_Objective_. Copy out word for word every line of the entries below, from the line containing "chip-gears-icon (754, 740, 846, 832)" down to the last line, including both of those lines.

◇ ◇ ◇ ◇ ◇

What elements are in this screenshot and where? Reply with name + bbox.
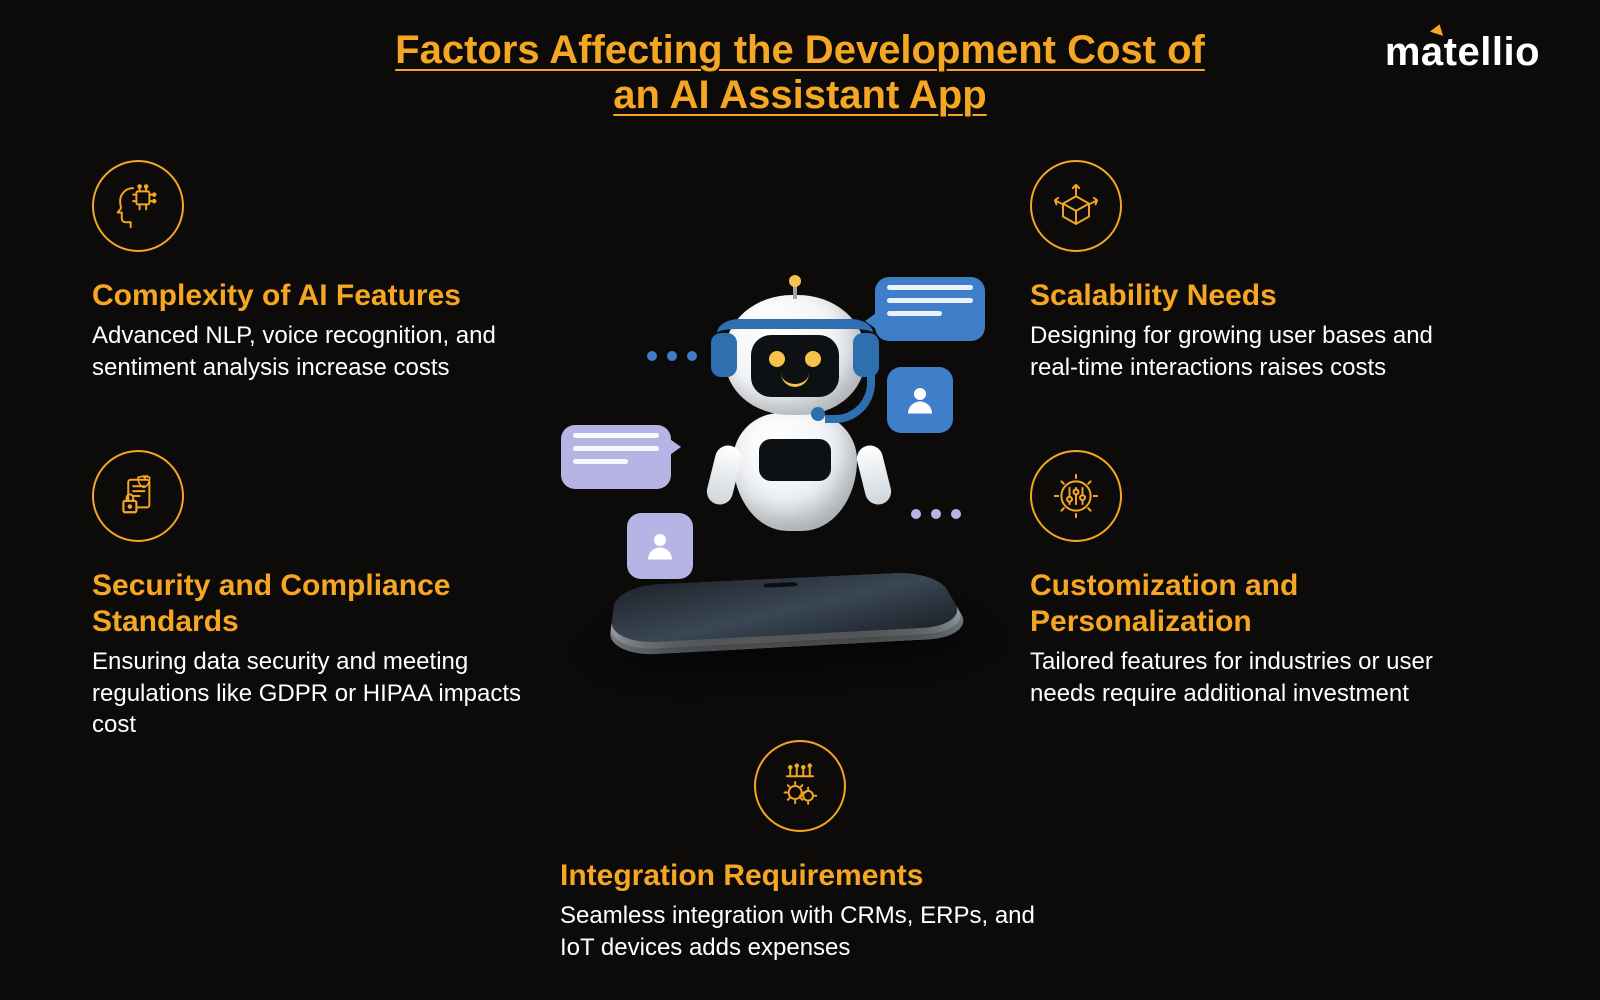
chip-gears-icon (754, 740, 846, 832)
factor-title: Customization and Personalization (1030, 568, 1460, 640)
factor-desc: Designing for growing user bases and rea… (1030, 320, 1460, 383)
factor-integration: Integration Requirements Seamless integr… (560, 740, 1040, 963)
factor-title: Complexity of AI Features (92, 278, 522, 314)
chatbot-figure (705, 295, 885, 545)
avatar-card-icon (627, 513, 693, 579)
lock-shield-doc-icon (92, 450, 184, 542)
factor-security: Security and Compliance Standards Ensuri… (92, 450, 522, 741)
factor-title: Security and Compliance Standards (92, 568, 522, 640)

◇ ◇ ◇ ◇ ◇

_Final result_.
chip-gears-icon (754, 740, 846, 832)
factor-title: Customization and Personalization (1030, 568, 1460, 640)
factor-desc: Designing for growing user bases and rea… (1030, 320, 1460, 383)
factor-integration: Integration Requirements Seamless integr… (560, 740, 1040, 963)
factor-title: Complexity of AI Features (92, 278, 522, 314)
chatbot-figure (705, 295, 885, 545)
avatar-card-icon (627, 513, 693, 579)
lock-shield-doc-icon (92, 450, 184, 542)
factor-security: Security and Compliance Standards Ensuri… (92, 450, 522, 741)
factor-title: Security and Compliance Standards (92, 568, 522, 640)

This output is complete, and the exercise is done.